### PROBLEM STATEMENT
Set down these lines exactly as they are, starting at the line that contains "header-eltern-line1: Die Taufnamen, der" and ending at the line that contains "baptism-month: Merz (310, 822, 355, 842)", with both of those lines included.
:: GIVEN RECORDS ::
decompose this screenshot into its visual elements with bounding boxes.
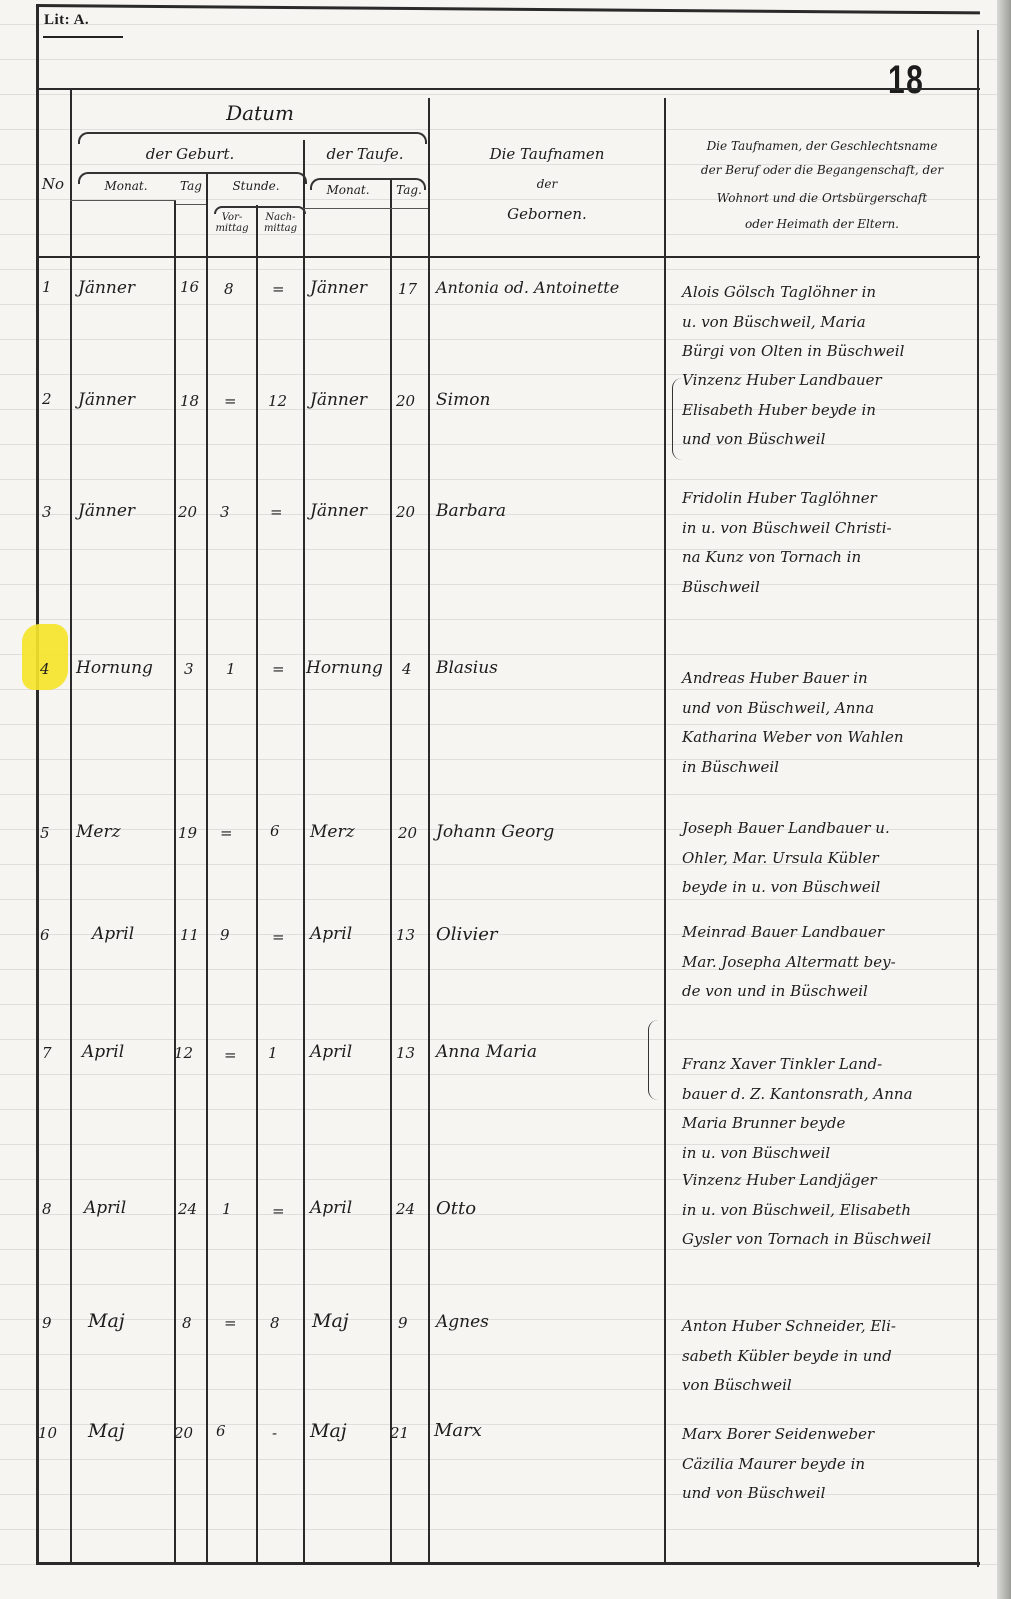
header-eltern-line1: Die Taufnamen, der Geschlechtsname (666, 140, 978, 154)
birth-hour-pm: 6 (270, 822, 280, 840)
header-stunde: Stunde. (210, 180, 302, 194)
header-sub-rule-2 (176, 204, 206, 205)
birth-hour-am: = (224, 392, 237, 410)
birth-hour-am: 9 (220, 926, 230, 944)
birth-month: April (92, 924, 134, 944)
header-sub-rule-1 (70, 200, 176, 201)
birth-hour-am: 1 (226, 660, 236, 678)
baptism-month: Jänner (310, 278, 367, 298)
birth-hour-pm: = (272, 1202, 285, 1220)
table-top-rule (36, 88, 980, 90)
header-taufnamen-line3: Gebornen. (432, 206, 662, 223)
entry-number: 8 (42, 1200, 52, 1218)
parents-text: Vinzenz Huber Landjäger in u. von Büschw… (682, 1166, 931, 1255)
baptismal-name: Marx (434, 1420, 482, 1441)
birth-month: Merz (76, 822, 121, 842)
birth-hour-pm: 12 (268, 392, 287, 410)
baptism-month: Maj (312, 1310, 349, 1332)
header-datum-brace (78, 132, 427, 144)
baptism-month: Maj (310, 1420, 347, 1442)
baptismal-name: Simon (436, 390, 490, 410)
birth-day: 3 (184, 660, 194, 678)
birth-hour-pm: - (272, 1424, 277, 1442)
baptism-day: 9 (398, 1314, 408, 1332)
birth-day: 19 (178, 824, 197, 842)
birth-hour-pm: = (272, 660, 285, 678)
parents-text: Marx Borer Seidenweber Cäzilia Maurer be… (682, 1420, 874, 1509)
birth-hour-am: 8 (224, 280, 234, 298)
birth-hour-am: = (224, 1314, 237, 1332)
entry-number: 7 (42, 1044, 52, 1062)
header-taufnamen-line1: Die Taufnamen (432, 146, 662, 163)
birth-day: 12 (174, 1044, 193, 1062)
header-taufe: der Taufe. (305, 146, 425, 163)
header-geburt: der Geburt. (90, 146, 290, 163)
header-birth-month: Monat. (78, 180, 174, 194)
baptismal-name: Antonia od. Antoinette (436, 278, 619, 297)
frame-bottom-border (36, 1562, 980, 1565)
baptism-day: 20 (396, 503, 415, 521)
frame-left-border (36, 4, 39, 1564)
header-baptism-day: Tag. (391, 184, 427, 198)
baptism-month: Merz (310, 822, 355, 842)
birth-hour-pm: = (270, 503, 283, 521)
baptismal-name: Johann Georg (436, 822, 554, 842)
birth-hour-pm: = (272, 928, 285, 946)
baptism-month: Jänner (310, 501, 367, 521)
birth-month: Jänner (78, 278, 135, 298)
baptismal-name: Barbara (436, 501, 506, 521)
baptismal-name: Olivier (436, 924, 497, 945)
header-eltern-line4: oder Heimath der Eltern. (666, 218, 978, 232)
baptism-day: 20 (398, 824, 417, 842)
parents-text: Meinrad Bauer Landbauer Mar. Josepha Alt… (682, 918, 896, 1007)
header-eltern-line3: Wohnort und die Ortsbürgerschaft (666, 192, 978, 206)
birth-month: Jänner (78, 390, 135, 410)
bracket-mark (648, 1020, 665, 1100)
entry-number: 4 (40, 660, 50, 678)
birth-hour-am: 1 (222, 1200, 232, 1218)
birth-day: 18 (180, 392, 199, 410)
baptism-month: April (310, 924, 352, 944)
baptism-month: Jänner (310, 390, 367, 410)
baptismal-name: Agnes (436, 1312, 489, 1332)
birth-hour-pm: 8 (270, 1314, 280, 1332)
col-divider-no (70, 90, 72, 1564)
register-page: Lit: A. 18 Datum der Geburt. der Taufe. … (0, 0, 1011, 1599)
entry-number: 1 (42, 278, 52, 296)
birth-day: 24 (178, 1200, 197, 1218)
parents-text: Vinzenz Huber Landbauer Elisabeth Huber … (682, 366, 882, 455)
birth-hour-am: = (224, 1046, 237, 1064)
col-divider-vormittag (256, 205, 258, 1564)
birth-day: 20 (174, 1424, 193, 1442)
baptism-month: Hornung (306, 658, 383, 678)
birth-day: 20 (178, 503, 197, 521)
col-divider-nachmittag (303, 140, 305, 1564)
baptism-month: April (310, 1198, 352, 1218)
birth-hour-pm: 1 (268, 1044, 278, 1062)
baptism-month: April (310, 1042, 352, 1062)
col-divider-birth-day (206, 172, 208, 1564)
birth-month: Maj (88, 1420, 125, 1442)
header-bottom-rule (36, 256, 980, 258)
baptism-day: 21 (390, 1424, 409, 1442)
birth-month: Jänner (78, 501, 135, 521)
entry-number: 2 (42, 390, 52, 408)
parents-text: Franz Xaver Tinkler Land- bauer d. Z. Ka… (682, 1050, 913, 1168)
birth-month: April (82, 1042, 124, 1062)
header-birth-day: Tag (176, 180, 206, 194)
bracket-mark (672, 378, 689, 460)
birth-month: Hornung (76, 658, 153, 678)
yellow-highlight-mark (22, 624, 68, 690)
entry-number: 10 (38, 1424, 57, 1442)
baptism-day: 17 (398, 280, 417, 298)
birth-day: 11 (180, 926, 199, 944)
birth-hour-am: 3 (220, 503, 230, 521)
list-label: Lit: A. (44, 12, 89, 29)
baptism-day: 24 (396, 1200, 415, 1218)
parents-text: Fridolin Huber Taglöhner in u. von Büsch… (682, 484, 892, 602)
book-binding-edge (997, 0, 1011, 1599)
header-taufnamen-line2: der (432, 178, 662, 192)
baptism-day: 13 (396, 926, 415, 944)
entry-number: 5 (40, 824, 50, 842)
birth-hour-am: 6 (216, 1422, 226, 1440)
parents-text: Anton Huber Schneider, Eli- sabeth Küble… (682, 1312, 896, 1401)
birth-hour-am: = (220, 824, 233, 842)
header-eltern-line2: der Beruf oder die Begangenschaft, der (666, 164, 978, 178)
col-divider-baptism-month (390, 180, 392, 1564)
entry-number: 3 (42, 503, 52, 521)
baptism-day: 4 (402, 660, 412, 678)
header-datum: Datum (200, 102, 320, 125)
header-vormittag: Vor-mittag (208, 212, 256, 234)
frame-right-border (977, 30, 979, 1567)
entry-number: 6 (40, 926, 50, 944)
frame-top-border (36, 4, 980, 14)
list-label-underline (43, 36, 123, 38)
baptism-day: 13 (396, 1044, 415, 1062)
col-divider-baptism-day (428, 98, 430, 1564)
baptism-day: 20 (396, 392, 415, 410)
birth-hour-pm: = (272, 280, 285, 298)
entry-number: 9 (42, 1314, 52, 1332)
baptismal-name: Otto (436, 1198, 476, 1219)
header-baptism-month: Monat. (306, 184, 390, 198)
birth-month: April (84, 1198, 126, 1218)
parents-text: Joseph Bauer Landbauer u. Ohler, Mar. Ur… (682, 814, 890, 903)
col-divider-birth-month (174, 200, 176, 1564)
parents-text: Andreas Huber Bauer in und von Büschweil… (682, 664, 904, 782)
page-number: 18 (888, 58, 924, 103)
baptismal-name: Anna Maria (436, 1042, 537, 1062)
baptismal-name: Blasius (436, 658, 498, 678)
header-sub-rule-3 (303, 208, 428, 209)
parents-text: Alois Gölsch Taglöhner in u. von Büschwe… (682, 278, 904, 367)
header-nachmittag: Nach-mittag (258, 212, 303, 234)
col-divider-names (664, 98, 666, 1564)
header-no: No (36, 176, 70, 193)
birth-day: 16 (180, 278, 199, 296)
birth-month: Maj (88, 1310, 125, 1332)
birth-day: 8 (182, 1314, 192, 1332)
:::
### SOLUTION
header-eltern-line1: Die Taufnamen, der Geschlechtsname (666, 140, 978, 154)
birth-hour-pm: 6 (270, 822, 280, 840)
header-stunde: Stunde. (210, 180, 302, 194)
header-sub-rule-2 (176, 204, 206, 205)
birth-hour-am: = (224, 392, 237, 410)
birth-hour-am: 9 (220, 926, 230, 944)
birth-month: April (92, 924, 134, 944)
header-sub-rule-1 (70, 200, 176, 201)
birth-hour-am: 1 (226, 660, 236, 678)
baptism-month: Jänner (310, 278, 367, 298)
birth-hour-pm: = (272, 1202, 285, 1220)
table-top-rule (36, 88, 980, 90)
header-taufnamen-line3: Gebornen. (432, 206, 662, 223)
entry-number: 8 (42, 1200, 52, 1218)
parents-text: Vinzenz Huber Landjäger in u. von Büschw… (682, 1166, 931, 1255)
baptismal-name: Marx (434, 1420, 482, 1441)
birth-month: Merz (76, 822, 121, 842)
birth-hour-pm: 12 (268, 392, 287, 410)
baptism-month: Maj (312, 1310, 349, 1332)
header-datum-brace (78, 132, 427, 144)
baptism-month: Maj (310, 1420, 347, 1442)
baptismal-name: Simon (436, 390, 490, 410)
birth-day: 3 (184, 660, 194, 678)
birth-hour-pm: - (272, 1424, 277, 1442)
baptism-day: 9 (398, 1314, 408, 1332)
birth-day: 19 (178, 824, 197, 842)
birth-hour-pm: = (272, 660, 285, 678)
parents-text: Marx Borer Seidenweber Cäzilia Maurer be… (682, 1420, 874, 1509)
birth-hour-am: 8 (224, 280, 234, 298)
birth-hour-am: = (224, 1314, 237, 1332)
entry-number: 7 (42, 1044, 52, 1062)
header-taufnamen-line1: Die Taufnamen (432, 146, 662, 163)
birth-day: 12 (174, 1044, 193, 1062)
header-taufe: der Taufe. (305, 146, 425, 163)
header-geburt: der Geburt. (90, 146, 290, 163)
header-birth-month: Monat. (78, 180, 174, 194)
baptismal-name: Antonia od. Antoinette (436, 278, 619, 297)
frame-bottom-border (36, 1562, 980, 1565)
baptism-day: 20 (396, 503, 415, 521)
frame-left-border (36, 4, 39, 1564)
header-baptism-day: Tag. (391, 184, 427, 198)
baptism-month: Merz (310, 822, 355, 842)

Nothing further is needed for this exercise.